Exercise |
Search the records below for the word "линейных". Pull out each line that has it.

Data in this exercise |

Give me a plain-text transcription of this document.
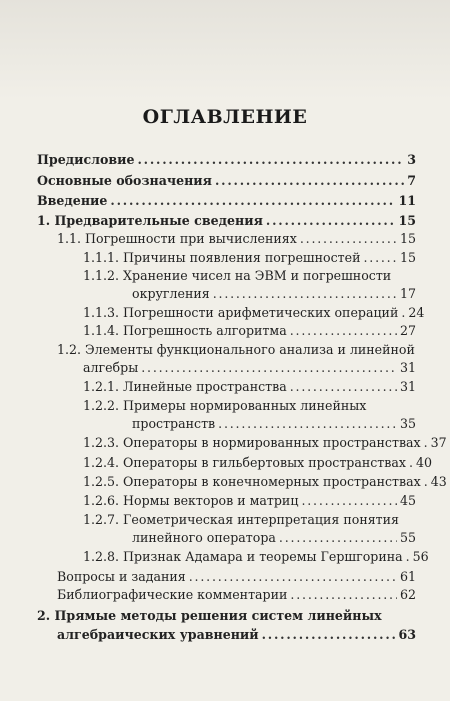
ОГЛАВЛЕНИЕ
Предисловие .....	3
Основные обозначения .....	7
Введение .....	11
1. Предварительные сведения .....	15
1.1. Погрешности при вычислениях .....	15
1.1.1. Причины появления погрешностей .....	15
1.1.2. Хранение чисел на ЭВМ и погрешности
округления .....	17
1.1.3. Погрешности арифметических операций ..... 24
1.1.4. Погрешность алгоритма .....	27
1.2. Элементы функционального анализа и линейной
алгебры .....	31
1.2.1. Линейные пространства .....	31
1.2.2. Примеры нормированных линейных
пространств .....	35
1.2.3. Операторы в нормированных пространствах ..... 37
1.2.4. Операторы в гильбертовых пространствах ..... 40
1.2.5. Операторы в конечномерных пространствах ..... 43
1.2.6. Нормы векторов и матриц .....	45
1.2.7. Геометрическая интерпретация понятия
линейного оператора .....	55
1.2.8. Признак Адамара и теоремы Гершгорина ..... 56
Вопросы и задания .....	61
Библиографические комментарии .....	62
2. Прямые методы решения систем линейных
алгебраических уравнений .....	63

Output of the task |
1.2.2. Примеры нормированных линейных
2. Прямые методы решения систем линейных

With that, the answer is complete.